- _Written instruction_
Tally the lines containing "arteriales" and report the number alone.

- _Available data_
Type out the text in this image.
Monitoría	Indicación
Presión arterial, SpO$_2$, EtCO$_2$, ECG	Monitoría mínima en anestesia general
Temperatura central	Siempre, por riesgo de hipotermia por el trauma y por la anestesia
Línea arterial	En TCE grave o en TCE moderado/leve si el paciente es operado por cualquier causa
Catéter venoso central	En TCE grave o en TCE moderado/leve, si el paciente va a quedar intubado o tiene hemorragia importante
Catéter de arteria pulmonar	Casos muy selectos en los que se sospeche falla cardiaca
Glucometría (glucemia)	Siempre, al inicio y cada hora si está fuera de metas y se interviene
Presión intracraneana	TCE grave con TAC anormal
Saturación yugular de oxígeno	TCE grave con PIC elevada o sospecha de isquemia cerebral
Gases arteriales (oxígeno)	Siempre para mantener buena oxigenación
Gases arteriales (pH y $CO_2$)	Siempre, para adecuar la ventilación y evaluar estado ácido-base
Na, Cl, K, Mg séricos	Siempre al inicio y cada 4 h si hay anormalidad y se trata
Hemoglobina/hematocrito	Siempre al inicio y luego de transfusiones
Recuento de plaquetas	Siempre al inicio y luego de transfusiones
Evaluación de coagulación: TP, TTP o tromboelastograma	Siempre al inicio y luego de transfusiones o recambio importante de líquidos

- _Answer for this exercise_
2